• [INSTRUCTIONS FOR THE TASK] Copy out all the lines in the records that include the word "Require".

• [STORED ROWS]
========================================

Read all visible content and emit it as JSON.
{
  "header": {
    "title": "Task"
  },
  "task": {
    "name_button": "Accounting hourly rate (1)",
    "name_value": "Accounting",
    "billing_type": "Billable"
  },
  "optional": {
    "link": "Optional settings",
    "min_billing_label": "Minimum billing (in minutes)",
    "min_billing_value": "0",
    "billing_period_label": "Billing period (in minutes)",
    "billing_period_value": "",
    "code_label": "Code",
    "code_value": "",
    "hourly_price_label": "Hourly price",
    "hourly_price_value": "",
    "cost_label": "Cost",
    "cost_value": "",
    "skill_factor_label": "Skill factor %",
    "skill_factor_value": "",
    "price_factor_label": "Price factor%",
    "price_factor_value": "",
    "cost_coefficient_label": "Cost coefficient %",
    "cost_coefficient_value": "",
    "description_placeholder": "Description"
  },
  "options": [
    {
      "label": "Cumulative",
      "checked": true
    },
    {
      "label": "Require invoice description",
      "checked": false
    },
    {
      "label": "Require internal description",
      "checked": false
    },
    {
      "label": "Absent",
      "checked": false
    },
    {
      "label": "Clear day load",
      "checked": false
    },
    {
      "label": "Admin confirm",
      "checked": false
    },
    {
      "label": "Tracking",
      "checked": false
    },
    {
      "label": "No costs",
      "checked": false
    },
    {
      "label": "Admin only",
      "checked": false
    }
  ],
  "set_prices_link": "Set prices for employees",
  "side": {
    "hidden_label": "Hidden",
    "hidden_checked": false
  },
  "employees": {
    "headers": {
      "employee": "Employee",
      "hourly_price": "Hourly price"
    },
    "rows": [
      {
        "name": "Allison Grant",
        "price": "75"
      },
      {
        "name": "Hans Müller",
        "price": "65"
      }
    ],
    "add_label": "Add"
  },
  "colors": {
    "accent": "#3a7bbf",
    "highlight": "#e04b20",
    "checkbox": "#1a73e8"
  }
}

========================================

• [SOLUTION TO THE EXERCISE]
      "label": "Require invoice description",
      "label": "Require internal description",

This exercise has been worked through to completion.